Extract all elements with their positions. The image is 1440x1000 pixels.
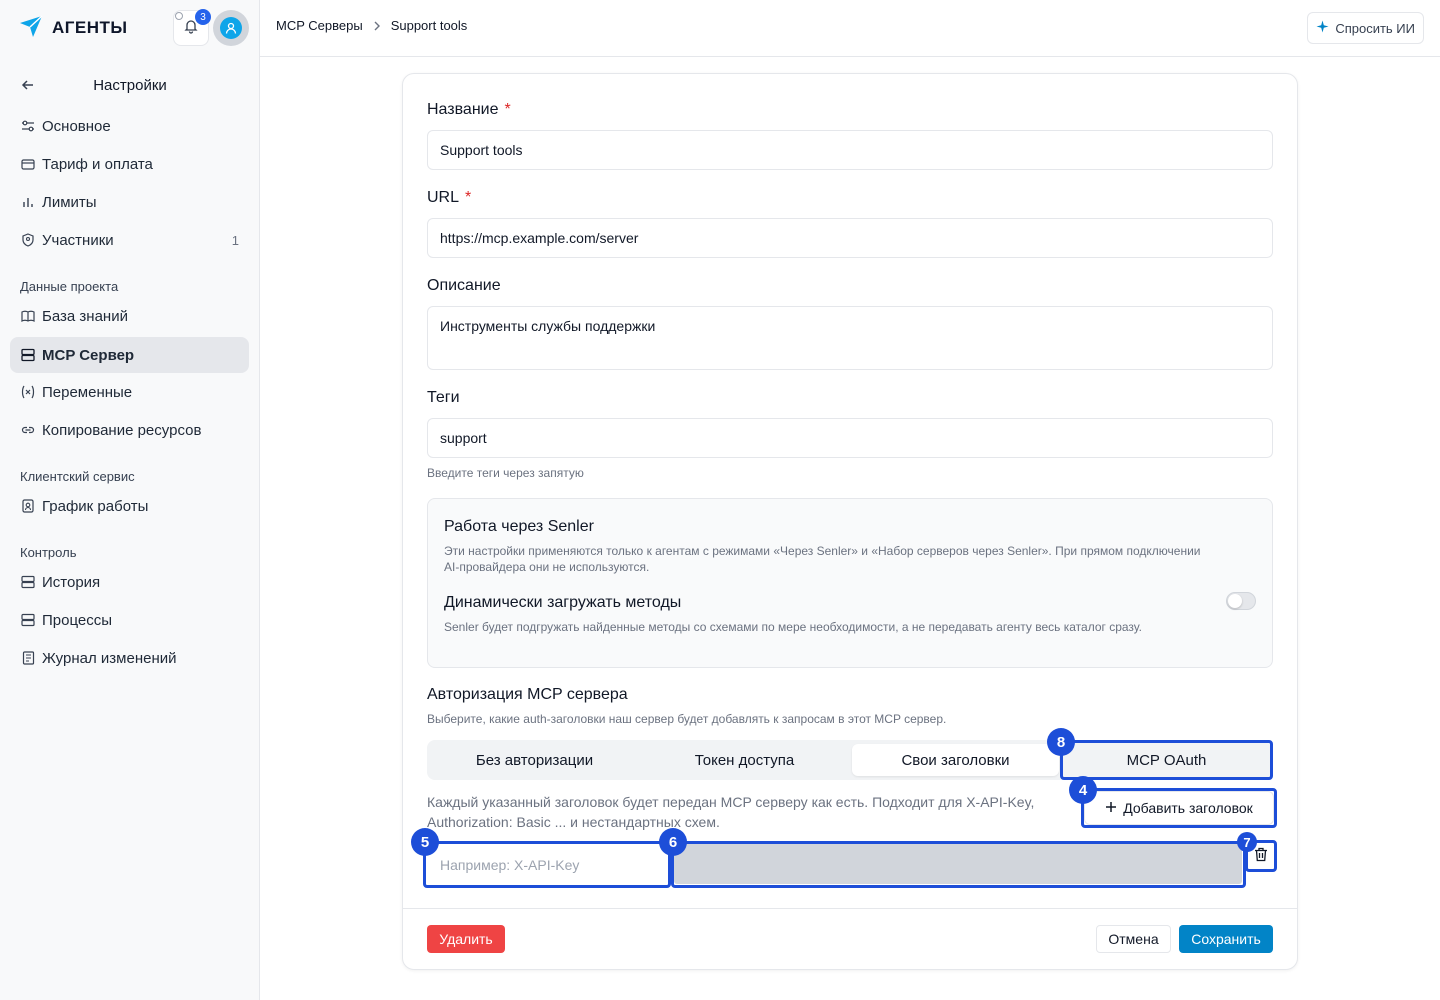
- dynamic-methods-description: Senler будет подгружать найденные методы…: [444, 620, 1142, 634]
- contact-icon: [20, 498, 36, 514]
- settings-header: Настройки: [10, 66, 250, 104]
- user-avatar-button[interactable]: [213, 10, 249, 46]
- highlight-box-4: [1081, 788, 1277, 828]
- ask-ai-label: Спросить ИИ: [1335, 20, 1415, 36]
- auth-section-title: Авторизация MCP сервера: [427, 686, 628, 703]
- toggle-knob: [1228, 594, 1242, 608]
- marker-badge-4: 4: [1069, 776, 1097, 804]
- sidebar-item-label: График работы: [42, 497, 149, 515]
- section-label-project-data: Данные проекта: [20, 279, 119, 294]
- sidebar-item-label: Тариф и оплата: [42, 155, 153, 173]
- sidebar-item-history[interactable]: История: [10, 564, 249, 600]
- server-icon: [20, 347, 36, 363]
- cancel-button[interactable]: Отмена: [1096, 925, 1171, 953]
- tab-custom-headers[interactable]: Свои заголовки: [852, 744, 1059, 776]
- breadcrumb-current: Support tools: [390, 18, 468, 33]
- highlight-box-8: [1060, 740, 1273, 780]
- logo[interactable]: АГЕНТЫ: [18, 14, 128, 42]
- chevron-right-icon: [371, 20, 383, 32]
- sidebar-item-label: Журнал изменений: [42, 649, 177, 667]
- sidebar-item-label: База знаний: [42, 307, 128, 325]
- custom-headers-description: Каждый указанный заголовок будет передан…: [427, 794, 1035, 830]
- sliders-icon: [20, 118, 36, 134]
- description-textarea[interactable]: Инструменты службы поддержки: [427, 306, 1273, 370]
- sidebar-item-label: MCP Сервер: [42, 346, 135, 364]
- senler-title: Работа через Senler: [444, 518, 594, 535]
- marker-badge-8: 8: [1047, 728, 1075, 756]
- loading-indicator: [175, 12, 183, 20]
- link-icon: [20, 422, 36, 438]
- tags-field-label: Теги: [427, 389, 460, 406]
- marker-badge-7: 7: [1237, 832, 1257, 852]
- section-label-control: Контроль: [20, 545, 77, 560]
- required-marker: *: [504, 101, 511, 118]
- sidebar-item-copy-resources[interactable]: Копирование ресурсов: [10, 412, 249, 448]
- sidebar-item-billing[interactable]: Тариф и оплата: [10, 146, 249, 182]
- name-field-label: Название *: [427, 101, 511, 118]
- sidebar-item-label: Процессы: [42, 611, 113, 629]
- breadcrumb: MCP Серверы Support tools: [276, 18, 467, 33]
- sidebar-item-knowledge-base[interactable]: База знаний: [10, 298, 249, 334]
- log-icon: [20, 650, 36, 666]
- highlight-box-6: [671, 841, 1246, 888]
- dynamic-methods-toggle[interactable]: [1226, 592, 1256, 610]
- senler-description: Эти настройки применяются только к агент…: [444, 544, 1201, 574]
- tags-input[interactable]: support: [427, 418, 1273, 458]
- sidebar-item-members[interactable]: Участники 1: [10, 222, 249, 258]
- delete-button[interactable]: Удалить: [427, 925, 505, 953]
- book-icon: [20, 308, 36, 324]
- marker-badge-6: 6: [659, 828, 687, 856]
- tab-access-token[interactable]: Токен доступа: [641, 744, 848, 776]
- back-arrow-icon[interactable]: [20, 77, 36, 93]
- logo-icon: [18, 13, 44, 44]
- sidebar-item-limits[interactable]: Лимиты: [10, 184, 249, 220]
- top-bar: MCP Серверы Support tools Спросить ИИ: [260, 0, 1440, 57]
- tab-no-auth[interactable]: Без авторизации: [431, 744, 638, 776]
- bar-chart-icon: [20, 194, 36, 210]
- url-field-label: URL *: [427, 189, 472, 206]
- sidebar-item-label: Основное: [42, 117, 111, 135]
- section-label-client-service: Клиентский сервис: [20, 469, 135, 484]
- sidebar-item-label: История: [42, 573, 101, 591]
- user-icon: [225, 22, 237, 34]
- notification-count-badge: 3: [195, 9, 211, 25]
- shield-user-icon: [20, 232, 36, 248]
- card-footer-divider: [403, 908, 1297, 909]
- name-input[interactable]: Support tools: [427, 130, 1273, 170]
- breadcrumb-parent-link[interactable]: MCP Серверы: [276, 18, 363, 33]
- sidebar: АГЕНТЫ 3 Настройки Основное Тариф и опла…: [0, 0, 260, 1000]
- sidebar-item-label: Переменные: [42, 383, 133, 401]
- variable-icon: [20, 384, 36, 400]
- sidebar-item-label: Копирование ресурсов: [42, 421, 202, 439]
- avatar: [220, 17, 242, 39]
- sidebar-item-mcp-server[interactable]: MCP Сервер: [10, 337, 249, 373]
- highlight-box-5: [423, 841, 671, 888]
- tags-hint: Введите теги через запятую: [427, 466, 584, 480]
- save-button[interactable]: Сохранить: [1179, 925, 1273, 953]
- credit-card-icon: [20, 156, 36, 172]
- sidebar-item-processes[interactable]: Процессы: [10, 602, 249, 638]
- sidebar-item-changelog[interactable]: Журнал изменений: [10, 640, 249, 676]
- members-count: 1: [231, 232, 239, 248]
- sidebar-item-variables[interactable]: Переменные: [10, 374, 249, 410]
- sparkle-icon: [1316, 20, 1329, 36]
- required-marker: *: [465, 189, 472, 206]
- sidebar-item-schedule[interactable]: График работы: [10, 488, 249, 524]
- description-field-label: Описание: [427, 277, 501, 294]
- sidebar-item-label: Участники: [42, 231, 114, 249]
- dynamic-methods-title: Динамически загружать методы: [444, 594, 682, 611]
- marker-badge-5: 5: [411, 828, 439, 856]
- url-input[interactable]: https://mcp.example.com/server: [427, 218, 1273, 258]
- ask-ai-button[interactable]: Спросить ИИ: [1307, 12, 1424, 44]
- settings-title: Настройки: [93, 76, 167, 94]
- sidebar-item-general[interactable]: Основное: [10, 108, 249, 144]
- sidebar-item-label: Лимиты: [42, 193, 97, 211]
- auth-section-description: Выберите, какие auth-заголовки наш серве…: [427, 712, 947, 726]
- logo-text: АГЕНТЫ: [52, 18, 128, 37]
- server-icon: [20, 574, 36, 590]
- server-icon: [20, 612, 36, 628]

────

[Exercise directions]:
Render every line of the records as a Markdown table with the columns "No." and "Line", one row per line, numbered in order. Skip blank lines and leave the pictures out.

[Solution to this task]:
| No. | Line |
|---|---|
| 1 | Extract all elements with their positions. The image is 1440x1000 pixels. |
| 2 | - dynamic-methods-description: Senler будет подгружать найденные методы…: [444, 620, 1142, 634] |
| 3 | - contact-icon: [20, 498, 36, 514] |
| 4 | - settings-header: Настройки: [10, 66, 250, 104] |
| 5 | - user-avatar-button[interactable]: [213, 10, 249, 46] |
| 6 | - highlight-box-4: [1081, 788, 1277, 828] |
| 7 | - ask-ai-label: Спросить ИИ: [1335, 20, 1415, 36] |
| 8 | - auth-section-title: Авторизация MCP сервера: [427, 686, 628, 703] |
| 9 | - toggle-knob: [1228, 594, 1242, 608] |
| 10 | - marker-badge-4: 4: [1069, 776, 1097, 804] |
| 11 | - sidebar-item-label: График работы: [42, 497, 149, 515] |
| 12 | - section-label-project-data: Данные проекта: [20, 279, 119, 294] |
| 13 | - sidebar-item-label: Тариф и оплата: [42, 155, 153, 173] |
| 14 | - sidebar-item-history[interactable]: История: [10, 564, 249, 600] |
| 15 | - server-icon: [20, 347, 36, 363] |
| 16 | - cancel-button[interactable]: Отмена: [1096, 925, 1171, 953] |
| 17 | - tab-custom-headers[interactable]: Свои заголовки: [852, 744, 1059, 776] |
| 18 | - breadcrumb-current: Support tools: [390, 18, 468, 33] |
| 19 | - highlight-box-8: [1060, 740, 1273, 780] |
| 20 | - logo[interactable]: АГЕНТЫ: [18, 14, 128, 42] |
| 21 | - chevron-right-icon: [371, 20, 383, 32] |
| 22 | - sidebar-item-label: Журнал изменений: [42, 649, 177, 667] |
| 23 | - sidebar-item-label: База знаний: [42, 307, 128, 325] |
| 24 | - custom-headers-description: Каждый указанный заголовок будет передан…: [427, 794, 1035, 830] |
| 25 | - sliders-icon: [20, 118, 36, 134] |
| 26 | - description-textarea[interactable]: Инструменты службы поддержки: [427, 306, 1273, 370] |
| 27 | - sidebar-item-label: MCP Сервер: [42, 346, 135, 364] |
| 28 | - senler-title: Работа через Senler: [444, 518, 594, 535] |
| 29 | - marker-badge-8: 8: [1047, 728, 1075, 756] |
| 30 | - loading-indicator: [175, 12, 183, 20] |
| 31 | - link-icon: [20, 422, 36, 438] |
| 32 | - tags-field-label: Теги: [427, 389, 460, 406] |
| 33 | - marker-badge-7: 7: [1237, 832, 1257, 852] |
| 34 | - section-label-control: Контроль: [20, 545, 77, 560] |
| 35 | - required-marker: *: [504, 101, 511, 118] |
| 36 | - sidebar-item-copy-resources[interactable]: Копирование ресурсов: [10, 412, 249, 448] |
| 37 | - sidebar-item-billing[interactable]: Тариф и оплата: [10, 146, 249, 182] |
| 38 | - name-field-label: Название *: [427, 101, 511, 118] |
| 39 | - sidebar-item-label: Процессы: [42, 611, 113, 629] |
| 40 | - breadcrumb: MCP Серверы Support tools: [276, 18, 467, 33] |
| 41 | - sidebar-item-knowledge-base[interactable]: База знаний: [10, 298, 249, 334] |
| 42 | - log-icon: [20, 650, 36, 666] |
| 43 | - highlight-box-6: [671, 841, 1246, 888] |
| 44 | - dynamic-methods-toggle[interactable]: [1226, 592, 1256, 610] |
| 45 | - senler-description: Эти настройки применяются только к агент…: [444, 544, 1201, 574] |
| 46 | - tags-input[interactable]: support: [427, 418, 1273, 458] |
| 47 | - sidebar-item-members[interactable]: Участники 1: [10, 222, 249, 258] |
| 48 | - delete-button[interactable]: Удалить: [427, 925, 505, 953] |
| 49 | - book-icon: [20, 308, 36, 324] |
| 50 | - marker-badge-6: 6: [659, 828, 687, 856] |
| 51 | - tab-access-token[interactable]: Токен доступа: [641, 744, 848, 776] |
| 52 | - back-arrow-icon[interactable]: [20, 77, 36, 93] |
| 53 | - logo-icon: [18, 13, 44, 44] |
| 54 | - sidebar-item-limits[interactable]: Лимиты: [10, 184, 249, 220] |
| 55 | - top-bar: MCP Серверы Support tools Спросить ИИ: [260, 0, 1440, 57] |
| 56 | - tab-no-auth[interactable]: Без авторизации: [431, 744, 638, 776] |
| 57 | - bar-chart-icon: [20, 194, 36, 210] |
| 58 | - url-field-label: URL *: [427, 189, 472, 206] |
| 59 | - sidebar-item-label: Основное: [42, 117, 111, 135] |
| 60 | - section-label-client-service: Клиентский сервис: [20, 469, 135, 484] |
| 61 | - sidebar-item-label: История: [42, 573, 101, 591] |
| 62 | - user-icon: [225, 22, 237, 34] |
| 63 | - notification-count-badge: 3: [195, 9, 211, 25] |
| 64 | - shield-user-icon: [20, 232, 36, 248] |
| 65 | - card-footer-divider: [403, 908, 1297, 909] |
| 66 | - name-input[interactable]: Support tools: [427, 130, 1273, 170] |
| 67 | - breadcrumb-parent-link[interactable]: MCP Серверы: [276, 18, 363, 33] |
| 68 | - sidebar: АГЕНТЫ 3 Настройки Основное Тариф и опла…: [0, 0, 260, 1000] |
| 69 | - sidebar-item-label: Переменные: [42, 383, 133, 401] |
| 70 | - variable-icon: [20, 384, 36, 400] |
| 71 | - sidebar-item-label: Копирование ресурсов: [42, 421, 202, 439] |
| 72 | - avatar: [220, 17, 242, 39] |
| 73 | - sidebar-item-mcp-server[interactable]: MCP Сервер: [10, 337, 249, 373] |
| 74 | - highlight-box-5: [423, 841, 671, 888] |
| 75 | - tags-hint: Введите теги через запятую: [427, 466, 584, 480] |
| 76 | - save-button[interactable]: Сохранить: [1179, 925, 1273, 953] |
| 77 | - credit-card-icon: [20, 156, 36, 172] |
| 78 | - sidebar-item-processes[interactable]: Процессы: [10, 602, 249, 638] |
| 79 | - sidebar-item-changelog[interactable]: Журнал изменений: [10, 640, 249, 676] |
| 80 | - members-count: 1: [231, 232, 239, 248] |
| 81 | - sidebar-item-variables[interactable]: Переменные: [10, 374, 249, 410] |
| 82 | - sparkle-icon: [1316, 20, 1329, 36] |
| 83 | - required-marker: *: [465, 189, 472, 206] |
| 84 | - sidebar-item-schedule[interactable]: График работы: [10, 488, 249, 524] |
| 85 | - description-field-label: Описание: [427, 277, 501, 294] |
| 86 | - sidebar-item-label: Участники: [42, 231, 114, 249] |
| 87 | - dynamic-methods-title: Динамически загружать методы: [444, 594, 682, 611] |
| 88 | - marker-badge-5: 5: [411, 828, 439, 856] |
| 89 | - url-input[interactable]: https://mcp.example.com/server: [427, 218, 1273, 258] |
| 90 | - ask-ai-button[interactable]: Спросить ИИ: [1307, 12, 1424, 44] |
| 91 | - settings-title: Настройки: [93, 76, 167, 94] |
| 92 | - sidebar-item-general[interactable]: Основное: [10, 108, 249, 144] |
| 93 | - sidebar-item-label: Лимиты: [42, 193, 97, 211] |
| 94 | - auth-section-description: Выберите, какие auth-заголовки наш серве…: [427, 712, 947, 726] |
| 95 | - logo-text: АГЕНТЫ: [52, 18, 128, 37] |
| 96 | - server-icon: [20, 574, 36, 590] |
| 97 | - server-icon: [20, 612, 36, 628] |